[Excerpts from a layout annotation set]
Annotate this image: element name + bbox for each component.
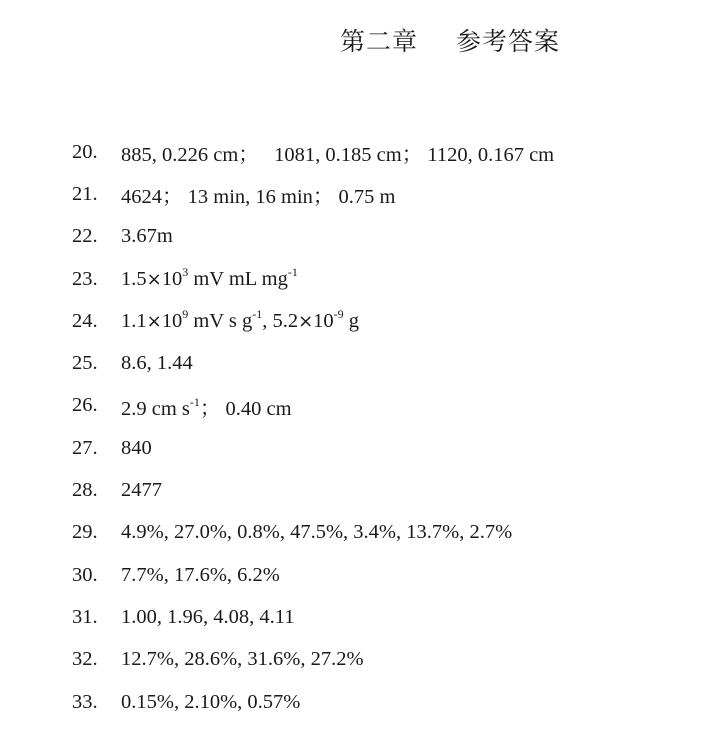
answer-text: 840 xyxy=(121,436,152,459)
unit-exponent: -1 xyxy=(189,394,200,409)
answer-row xyxy=(72,512,699,554)
answer-text: 7.7%, 17.6%, 6.2% xyxy=(121,563,280,586)
answer-number: 29. xyxy=(72,521,98,544)
answer-text: 4.9%, 27.0%, 0.8%, 47.5%, 3.4%, 13.7%, 2.7% xyxy=(121,521,513,544)
answer-row xyxy=(72,469,699,511)
answer-value: 2.9 cm s xyxy=(121,397,190,420)
answer-number: 31. xyxy=(72,605,98,628)
answer-exponent-2: -9 xyxy=(333,306,344,321)
answer-number: 32. xyxy=(72,648,98,671)
answer-row xyxy=(72,342,699,384)
answer-number: 22. xyxy=(72,225,98,248)
answer-unit: mV mL mg xyxy=(188,267,288,290)
answer-coefficient: 1.5 xyxy=(121,267,147,290)
answer-text xyxy=(121,306,360,333)
answer-unit-2: g xyxy=(343,309,360,332)
answer-row xyxy=(72,596,699,638)
section-title: 参考答案 xyxy=(456,27,561,56)
times-sign: × xyxy=(146,310,162,332)
answer-unit: mV s g xyxy=(188,309,253,332)
answer-row xyxy=(72,173,699,215)
answer-row xyxy=(72,681,699,723)
answer-number: 21. xyxy=(72,182,98,205)
answer-text: 4624； 13 min, 16 min； 0.75 m xyxy=(121,186,396,209)
answer-base: 10 xyxy=(161,267,183,290)
answer-text: 0.15%, 2.10%, 0.57% xyxy=(121,690,301,713)
answer-row xyxy=(72,639,699,681)
unit-exponent: -1 xyxy=(252,306,263,321)
answer-list xyxy=(72,131,699,723)
answer-row xyxy=(72,554,699,596)
unit-exponent: -1 xyxy=(287,264,298,279)
answer-text: 1.00, 1.96, 4.08, 4.11 xyxy=(121,605,295,628)
times-sign: × xyxy=(146,268,162,290)
answer-value-2: ； 0.40 cm xyxy=(199,397,292,420)
answer-row xyxy=(72,216,699,258)
answer-number: 33. xyxy=(72,690,98,713)
answer-number: 28. xyxy=(72,479,98,502)
answer-number: 25. xyxy=(72,352,98,375)
times-sign: × xyxy=(298,310,314,332)
chapter-label: 第二章 xyxy=(340,27,419,56)
answer-number: 30. xyxy=(72,563,98,586)
answer-row xyxy=(72,385,699,427)
answer-row xyxy=(72,300,699,342)
answer-text: 12.7%, 28.6%, 31.6%, 27.2% xyxy=(121,648,364,671)
answer-row xyxy=(72,131,699,173)
answer-number: 27. xyxy=(72,436,98,459)
answer-base-2: 10 xyxy=(313,309,334,332)
answer-number: 20. xyxy=(72,140,98,163)
answer-number: 23. xyxy=(72,267,98,290)
answer-text xyxy=(121,264,298,291)
answer-text: 8.6, 1.44 xyxy=(121,352,193,375)
answer-row xyxy=(72,427,699,469)
answer-number: 26. xyxy=(72,394,98,417)
answer-base: 10 xyxy=(161,309,183,332)
answer-coefficient: 1.1 xyxy=(121,309,147,332)
answer-row xyxy=(72,258,699,300)
answer-number: 24. xyxy=(72,309,98,332)
answer-text: 885, 0.226 cm； 1081, 0.185 cm； 1120, 0.167 cm xyxy=(121,144,555,167)
page-title xyxy=(340,22,560,58)
answer-exponent: 9 xyxy=(182,306,189,321)
answer-coefficient-2: , 5.2 xyxy=(262,309,299,332)
answer-text: 3.67m xyxy=(121,225,173,248)
answer-exponent: 3 xyxy=(182,264,189,279)
answer-text xyxy=(121,391,292,421)
answer-text: 2477 xyxy=(121,479,162,502)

▶ **REQUEST**
Edit the lines above by replacing "answer-row" with "result-row" everywhere it occurs, changing nothing else, and leave the picture out of your answer.

▶ **RESULT FOR THIS TASK**
Annotate this image: element name + bbox for each component.
answer-text: 840 xyxy=(121,436,152,459)
unit-exponent: -1 xyxy=(189,394,200,409)
result-row xyxy=(72,512,699,554)
answer-text: 7.7%, 17.6%, 6.2% xyxy=(121,563,280,586)
answer-number: 29. xyxy=(72,521,98,544)
answer-text: 4.9%, 27.0%, 0.8%, 47.5%, 3.4%, 13.7%, 2.7% xyxy=(121,521,513,544)
result-row xyxy=(72,469,699,511)
answer-value: 2.9 cm s xyxy=(121,397,190,420)
answer-number: 31. xyxy=(72,605,98,628)
answer-exponent-2: -9 xyxy=(333,306,344,321)
answer-number: 32. xyxy=(72,648,98,671)
result-row xyxy=(72,342,699,384)
answer-number: 22. xyxy=(72,225,98,248)
answer-unit: mV mL mg xyxy=(188,267,288,290)
answer-coefficient: 1.5 xyxy=(121,267,147,290)
answer-text xyxy=(121,306,360,333)
answer-unit-2: g xyxy=(343,309,360,332)
result-row xyxy=(72,596,699,638)
section-title: 参考答案 xyxy=(456,27,561,56)
times-sign: × xyxy=(146,310,162,332)
answer-unit: mV s g xyxy=(188,309,253,332)
result-row xyxy=(72,173,699,215)
result-row xyxy=(72,681,699,723)
answer-number: 21. xyxy=(72,182,98,205)
answer-text: 4624； 13 min, 16 min； 0.75 m xyxy=(121,186,396,209)
answer-base: 10 xyxy=(161,267,183,290)
answer-text: 0.15%, 2.10%, 0.57% xyxy=(121,690,301,713)
result-row xyxy=(72,639,699,681)
unit-exponent: -1 xyxy=(252,306,263,321)
answer-list xyxy=(72,131,699,723)
result-row xyxy=(72,554,699,596)
unit-exponent: -1 xyxy=(287,264,298,279)
answer-text: 1.00, 1.96, 4.08, 4.11 xyxy=(121,605,295,628)
times-sign: × xyxy=(146,268,162,290)
answer-value-2: ； 0.40 cm xyxy=(199,397,292,420)
result-row xyxy=(72,216,699,258)
answer-number: 33. xyxy=(72,690,98,713)
answer-number: 28. xyxy=(72,479,98,502)
answer-number: 25. xyxy=(72,352,98,375)
times-sign: × xyxy=(298,310,314,332)
chapter-label: 第二章 xyxy=(340,27,419,56)
answer-number: 30. xyxy=(72,563,98,586)
result-row xyxy=(72,385,699,427)
result-row xyxy=(72,300,699,342)
answer-text: 12.7%, 28.6%, 31.6%, 27.2% xyxy=(121,648,364,671)
result-row xyxy=(72,131,699,173)
answer-number: 27. xyxy=(72,436,98,459)
answer-base-2: 10 xyxy=(313,309,334,332)
answer-number: 20. xyxy=(72,140,98,163)
answer-number: 23. xyxy=(72,267,98,290)
answer-text xyxy=(121,264,298,291)
answer-text: 8.6, 1.44 xyxy=(121,352,193,375)
result-row xyxy=(72,427,699,469)
answer-number: 26. xyxy=(72,394,98,417)
answer-base: 10 xyxy=(161,309,183,332)
answer-coefficient: 1.1 xyxy=(121,309,147,332)
result-row xyxy=(72,258,699,300)
answer-number: 24. xyxy=(72,309,98,332)
answer-text: 885, 0.226 cm； 1081, 0.185 cm； 1120, 0.167 cm xyxy=(121,144,555,167)
page-title xyxy=(340,22,560,58)
answer-exponent: 9 xyxy=(182,306,189,321)
answer-coefficient-2: , 5.2 xyxy=(262,309,299,332)
answer-text: 3.67m xyxy=(121,225,173,248)
answer-exponent: 3 xyxy=(182,264,189,279)
answer-text xyxy=(121,391,292,421)
answer-text: 2477 xyxy=(121,479,162,502)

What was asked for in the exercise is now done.